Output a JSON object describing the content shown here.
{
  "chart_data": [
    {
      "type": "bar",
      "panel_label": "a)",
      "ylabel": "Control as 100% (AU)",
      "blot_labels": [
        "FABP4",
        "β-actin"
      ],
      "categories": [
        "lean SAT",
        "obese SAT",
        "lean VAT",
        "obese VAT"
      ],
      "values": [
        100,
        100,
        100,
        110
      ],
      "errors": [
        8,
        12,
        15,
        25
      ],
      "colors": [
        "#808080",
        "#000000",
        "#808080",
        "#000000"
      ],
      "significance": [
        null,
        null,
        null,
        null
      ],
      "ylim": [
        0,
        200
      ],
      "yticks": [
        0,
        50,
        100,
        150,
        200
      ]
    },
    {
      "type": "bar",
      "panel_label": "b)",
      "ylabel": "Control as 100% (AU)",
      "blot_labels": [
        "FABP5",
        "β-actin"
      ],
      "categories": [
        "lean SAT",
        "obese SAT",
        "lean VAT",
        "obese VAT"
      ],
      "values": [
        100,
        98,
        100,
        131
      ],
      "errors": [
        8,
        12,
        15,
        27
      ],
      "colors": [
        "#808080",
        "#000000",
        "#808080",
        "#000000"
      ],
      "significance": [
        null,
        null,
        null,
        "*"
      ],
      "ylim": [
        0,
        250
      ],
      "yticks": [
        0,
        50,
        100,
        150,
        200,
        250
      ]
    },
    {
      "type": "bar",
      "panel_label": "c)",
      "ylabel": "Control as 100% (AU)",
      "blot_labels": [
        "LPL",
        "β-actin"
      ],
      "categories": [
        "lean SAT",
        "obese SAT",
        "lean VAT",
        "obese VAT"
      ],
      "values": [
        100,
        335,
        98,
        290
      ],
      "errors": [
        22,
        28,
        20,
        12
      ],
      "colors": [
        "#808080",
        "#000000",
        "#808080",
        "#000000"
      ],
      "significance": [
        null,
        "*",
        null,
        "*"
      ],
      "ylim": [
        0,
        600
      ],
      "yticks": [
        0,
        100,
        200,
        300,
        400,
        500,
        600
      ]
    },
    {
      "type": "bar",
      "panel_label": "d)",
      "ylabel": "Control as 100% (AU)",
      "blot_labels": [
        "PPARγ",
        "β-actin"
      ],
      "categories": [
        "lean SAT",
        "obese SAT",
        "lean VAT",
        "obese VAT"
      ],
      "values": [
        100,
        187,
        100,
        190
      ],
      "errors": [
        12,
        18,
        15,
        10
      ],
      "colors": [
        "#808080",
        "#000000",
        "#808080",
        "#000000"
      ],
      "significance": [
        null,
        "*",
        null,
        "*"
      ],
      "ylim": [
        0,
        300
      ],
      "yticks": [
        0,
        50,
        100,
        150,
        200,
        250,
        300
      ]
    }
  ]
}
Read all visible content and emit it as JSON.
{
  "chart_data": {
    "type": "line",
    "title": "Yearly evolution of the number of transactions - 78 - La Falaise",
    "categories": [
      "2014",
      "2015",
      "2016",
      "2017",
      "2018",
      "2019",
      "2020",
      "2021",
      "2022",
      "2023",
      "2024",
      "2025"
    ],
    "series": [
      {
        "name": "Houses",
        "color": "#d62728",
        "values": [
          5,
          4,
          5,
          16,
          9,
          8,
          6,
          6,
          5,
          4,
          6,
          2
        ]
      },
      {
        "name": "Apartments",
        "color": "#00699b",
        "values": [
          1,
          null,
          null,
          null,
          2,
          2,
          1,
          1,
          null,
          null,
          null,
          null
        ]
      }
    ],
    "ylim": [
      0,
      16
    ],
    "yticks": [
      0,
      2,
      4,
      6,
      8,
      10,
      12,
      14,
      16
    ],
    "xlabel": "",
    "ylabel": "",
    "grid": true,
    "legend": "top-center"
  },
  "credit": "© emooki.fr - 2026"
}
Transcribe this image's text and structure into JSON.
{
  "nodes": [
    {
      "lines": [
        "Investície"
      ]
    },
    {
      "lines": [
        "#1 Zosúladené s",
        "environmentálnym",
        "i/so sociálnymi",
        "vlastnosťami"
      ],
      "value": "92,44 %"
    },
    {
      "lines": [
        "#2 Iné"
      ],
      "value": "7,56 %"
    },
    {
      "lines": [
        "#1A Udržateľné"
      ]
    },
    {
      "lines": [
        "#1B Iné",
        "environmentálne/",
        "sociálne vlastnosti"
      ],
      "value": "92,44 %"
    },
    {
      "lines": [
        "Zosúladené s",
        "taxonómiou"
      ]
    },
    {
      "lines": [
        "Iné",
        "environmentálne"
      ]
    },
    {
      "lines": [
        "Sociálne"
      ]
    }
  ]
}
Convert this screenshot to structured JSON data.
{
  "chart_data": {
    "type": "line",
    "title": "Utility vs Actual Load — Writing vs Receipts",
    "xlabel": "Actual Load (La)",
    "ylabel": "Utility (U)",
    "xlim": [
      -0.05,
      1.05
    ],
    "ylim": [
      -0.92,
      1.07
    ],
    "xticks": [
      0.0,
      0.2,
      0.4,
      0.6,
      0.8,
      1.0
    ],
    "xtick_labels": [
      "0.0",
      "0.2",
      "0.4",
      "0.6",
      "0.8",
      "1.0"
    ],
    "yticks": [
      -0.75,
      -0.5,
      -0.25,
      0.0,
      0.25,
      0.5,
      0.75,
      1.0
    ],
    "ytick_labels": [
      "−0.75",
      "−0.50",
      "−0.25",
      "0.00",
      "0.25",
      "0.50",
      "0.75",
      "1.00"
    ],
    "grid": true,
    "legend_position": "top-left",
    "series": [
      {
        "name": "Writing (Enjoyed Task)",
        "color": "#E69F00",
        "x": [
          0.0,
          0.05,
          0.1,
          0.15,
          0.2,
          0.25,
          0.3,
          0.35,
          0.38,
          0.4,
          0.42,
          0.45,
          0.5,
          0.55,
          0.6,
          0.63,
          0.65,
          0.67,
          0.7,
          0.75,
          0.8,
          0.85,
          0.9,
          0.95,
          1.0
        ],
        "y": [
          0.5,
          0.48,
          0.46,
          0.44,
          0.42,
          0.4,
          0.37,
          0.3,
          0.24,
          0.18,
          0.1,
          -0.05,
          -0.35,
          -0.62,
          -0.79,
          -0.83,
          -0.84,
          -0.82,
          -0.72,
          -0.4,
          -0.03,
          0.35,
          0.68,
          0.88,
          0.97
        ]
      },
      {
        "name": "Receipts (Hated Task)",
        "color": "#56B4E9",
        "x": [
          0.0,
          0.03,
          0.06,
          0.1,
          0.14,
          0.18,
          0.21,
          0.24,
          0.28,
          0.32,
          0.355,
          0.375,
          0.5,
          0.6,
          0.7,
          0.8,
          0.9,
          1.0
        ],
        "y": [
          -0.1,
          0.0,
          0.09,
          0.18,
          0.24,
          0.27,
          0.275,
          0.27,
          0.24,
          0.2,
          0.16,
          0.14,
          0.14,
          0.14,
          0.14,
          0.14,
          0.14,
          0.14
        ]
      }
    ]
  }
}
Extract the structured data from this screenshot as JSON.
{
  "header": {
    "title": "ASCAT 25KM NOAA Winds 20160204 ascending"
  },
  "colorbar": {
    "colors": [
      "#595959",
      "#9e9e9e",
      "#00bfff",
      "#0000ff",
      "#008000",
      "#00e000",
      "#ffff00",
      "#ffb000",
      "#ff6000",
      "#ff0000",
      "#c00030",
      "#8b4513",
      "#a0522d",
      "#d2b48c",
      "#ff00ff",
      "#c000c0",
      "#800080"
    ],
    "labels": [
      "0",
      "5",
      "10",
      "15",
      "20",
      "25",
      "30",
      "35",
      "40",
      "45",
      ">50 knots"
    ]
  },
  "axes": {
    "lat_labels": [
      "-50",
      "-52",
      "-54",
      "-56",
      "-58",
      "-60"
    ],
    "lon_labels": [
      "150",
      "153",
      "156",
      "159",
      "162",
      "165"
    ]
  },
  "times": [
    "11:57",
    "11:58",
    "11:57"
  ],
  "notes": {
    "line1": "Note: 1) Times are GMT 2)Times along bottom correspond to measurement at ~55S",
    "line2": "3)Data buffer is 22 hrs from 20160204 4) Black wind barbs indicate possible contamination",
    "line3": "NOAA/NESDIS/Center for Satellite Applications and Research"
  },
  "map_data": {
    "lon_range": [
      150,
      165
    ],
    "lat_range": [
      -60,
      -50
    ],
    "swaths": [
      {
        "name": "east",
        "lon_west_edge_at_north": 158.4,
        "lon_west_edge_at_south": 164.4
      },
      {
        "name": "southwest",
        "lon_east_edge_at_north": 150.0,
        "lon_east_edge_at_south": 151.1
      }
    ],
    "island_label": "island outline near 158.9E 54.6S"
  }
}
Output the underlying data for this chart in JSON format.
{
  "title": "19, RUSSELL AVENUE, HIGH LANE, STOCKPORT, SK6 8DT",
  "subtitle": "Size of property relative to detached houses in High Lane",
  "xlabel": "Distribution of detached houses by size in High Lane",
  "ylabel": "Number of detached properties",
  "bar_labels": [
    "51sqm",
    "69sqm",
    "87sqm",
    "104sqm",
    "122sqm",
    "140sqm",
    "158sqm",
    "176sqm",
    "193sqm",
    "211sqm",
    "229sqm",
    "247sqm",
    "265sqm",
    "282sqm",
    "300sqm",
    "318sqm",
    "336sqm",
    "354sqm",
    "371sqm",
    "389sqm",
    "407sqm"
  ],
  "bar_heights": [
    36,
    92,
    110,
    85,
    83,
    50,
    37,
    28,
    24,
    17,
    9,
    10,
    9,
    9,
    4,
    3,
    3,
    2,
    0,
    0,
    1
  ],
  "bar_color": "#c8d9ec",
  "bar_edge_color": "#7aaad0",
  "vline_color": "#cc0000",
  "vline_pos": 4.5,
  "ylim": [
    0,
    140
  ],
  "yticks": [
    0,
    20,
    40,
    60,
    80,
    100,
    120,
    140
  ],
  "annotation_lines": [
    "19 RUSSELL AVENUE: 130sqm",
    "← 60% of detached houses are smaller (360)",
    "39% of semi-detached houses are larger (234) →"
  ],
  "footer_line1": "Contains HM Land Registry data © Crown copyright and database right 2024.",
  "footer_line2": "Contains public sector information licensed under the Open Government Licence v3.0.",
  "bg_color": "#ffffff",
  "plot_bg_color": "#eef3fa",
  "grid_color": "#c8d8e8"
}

=-=-=

Exercise aim
Which lines contain the word "structured"? Copy each one.

Reply
Convert this screenshot to structured JSON data.
Extract the structured data from this screenshot as JSON.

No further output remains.